§ Your task
In full and without alteration, repeat the material.

--- Material supplied ---

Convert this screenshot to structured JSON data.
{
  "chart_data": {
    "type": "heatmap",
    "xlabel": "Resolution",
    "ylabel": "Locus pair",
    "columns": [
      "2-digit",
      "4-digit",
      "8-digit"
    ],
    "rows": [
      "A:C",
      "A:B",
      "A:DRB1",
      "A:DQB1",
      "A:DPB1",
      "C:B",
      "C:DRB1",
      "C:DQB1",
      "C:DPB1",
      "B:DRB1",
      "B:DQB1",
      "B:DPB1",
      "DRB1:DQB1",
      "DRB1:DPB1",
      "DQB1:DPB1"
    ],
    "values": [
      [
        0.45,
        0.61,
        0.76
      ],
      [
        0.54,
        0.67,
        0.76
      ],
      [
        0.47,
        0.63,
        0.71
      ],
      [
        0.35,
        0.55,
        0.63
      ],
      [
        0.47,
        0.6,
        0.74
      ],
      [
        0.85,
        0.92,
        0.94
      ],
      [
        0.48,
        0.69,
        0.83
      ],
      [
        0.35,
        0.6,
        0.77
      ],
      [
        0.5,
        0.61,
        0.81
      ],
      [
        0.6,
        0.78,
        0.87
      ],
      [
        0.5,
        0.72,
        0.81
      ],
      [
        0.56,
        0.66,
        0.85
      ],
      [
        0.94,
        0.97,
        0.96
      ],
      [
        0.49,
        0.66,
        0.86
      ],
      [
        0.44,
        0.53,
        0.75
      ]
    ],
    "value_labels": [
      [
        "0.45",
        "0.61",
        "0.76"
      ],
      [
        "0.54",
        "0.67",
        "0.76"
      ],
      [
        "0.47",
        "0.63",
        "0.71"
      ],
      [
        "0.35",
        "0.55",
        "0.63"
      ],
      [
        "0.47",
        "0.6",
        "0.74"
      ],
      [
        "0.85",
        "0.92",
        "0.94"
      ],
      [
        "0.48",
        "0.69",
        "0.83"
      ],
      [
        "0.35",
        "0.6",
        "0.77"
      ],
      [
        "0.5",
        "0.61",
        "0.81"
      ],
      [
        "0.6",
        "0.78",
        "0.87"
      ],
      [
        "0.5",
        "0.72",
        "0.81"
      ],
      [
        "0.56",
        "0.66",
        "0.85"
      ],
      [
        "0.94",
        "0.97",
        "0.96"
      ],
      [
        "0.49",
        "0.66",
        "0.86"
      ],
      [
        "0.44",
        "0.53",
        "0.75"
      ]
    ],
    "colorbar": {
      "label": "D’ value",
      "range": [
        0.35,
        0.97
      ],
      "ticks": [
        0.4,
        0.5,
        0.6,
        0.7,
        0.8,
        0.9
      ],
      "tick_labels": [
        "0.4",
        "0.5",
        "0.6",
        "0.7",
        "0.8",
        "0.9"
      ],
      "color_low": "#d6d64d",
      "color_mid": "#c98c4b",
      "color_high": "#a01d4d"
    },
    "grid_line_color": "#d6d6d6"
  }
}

---

§ Task solution
Convert this screenshot to structured JSON data.
{
  "chart_data": {
    "type": "heatmap",
    "xlabel": "Resolution",
    "ylabel": "Locus pair",
    "columns": [
      "2-digit",
      "4-digit",
      "8-digit"
    ],
    "rows": [
      "A:C",
      "A:B",
      "A:DRB1",
      "A:DQB1",
      "A:DPB1",
      "C:B",
      "C:DRB1",
      "C:DQB1",
      "C:DPB1",
      "B:DRB1",
      "B:DQB1",
      "B:DPB1",
      "DRB1:DQB1",
      "DRB1:DPB1",
      "DQB1:DPB1"
    ],
    "values": [
      [
        0.45,
        0.61,
        0.76
      ],
      [
        0.54,
        0.67,
        0.76
      ],
      [
        0.47,
        0.63,
        0.71
      ],
      [
        0.35,
        0.55,
        0.63
      ],
      [
        0.47,
        0.6,
        0.74
      ],
      [
        0.85,
        0.92,
        0.94
      ],
      [
        0.48,
        0.69,
        0.83
      ],
      [
        0.35,
        0.6,
        0.77
      ],
      [
        0.5,
        0.61,
        0.81
      ],
      [
        0.6,
        0.78,
        0.87
      ],
      [
        0.5,
        0.72,
        0.81
      ],
      [
        0.56,
        0.66,
        0.85
      ],
      [
        0.94,
        0.97,
        0.96
      ],
      [
        0.49,
        0.66,
        0.86
      ],
      [
        0.44,
        0.53,
        0.75
      ]
    ],
    "value_labels": [
      [
        "0.45",
        "0.61",
        "0.76"
      ],
      [
        "0.54",
        "0.67",
        "0.76"
      ],
      [
        "0.47",
        "0.63",
        "0.71"
      ],
      [
        "0.35",
        "0.55",
        "0.63"
      ],
      [
        "0.47",
        "0.6",
        "0.74"
      ],
      [
        "0.85",
        "0.92",
        "0.94"
      ],
      [
        "0.48",
        "0.69",
        "0.83"
      ],
      [
        "0.35",
        "0.6",
        "0.77"
      ],
      [
        "0.5",
        "0.61",
        "0.81"
      ],
      [
        "0.6",
        "0.78",
        "0.87"
      ],
      [
        "0.5",
        "0.72",
        "0.81"
      ],
      [
        "0.56",
        "0.66",
        "0.85"
      ],
      [
        "0.94",
        "0.97",
        "0.96"
      ],
      [
        "0.49",
        "0.66",
        "0.86"
      ],
      [
        "0.44",
        "0.53",
        "0.75"
      ]
    ],
    "colorbar": {
      "label": "D’ value",
      "range": [
        0.35,
        0.97
      ],
      "ticks": [
        0.4,
        0.5,
        0.6,
        0.7,
        0.8,
        0.9
      ],
      "tick_labels": [
        "0.4",
        "0.5",
        "0.6",
        "0.7",
        "0.8",
        "0.9"
      ],
      "color_low": "#d6d64d",
      "color_mid": "#c98c4b",
      "color_high": "#a01d4d"
    },
    "grid_line_color": "#d6d6d6"
  }
}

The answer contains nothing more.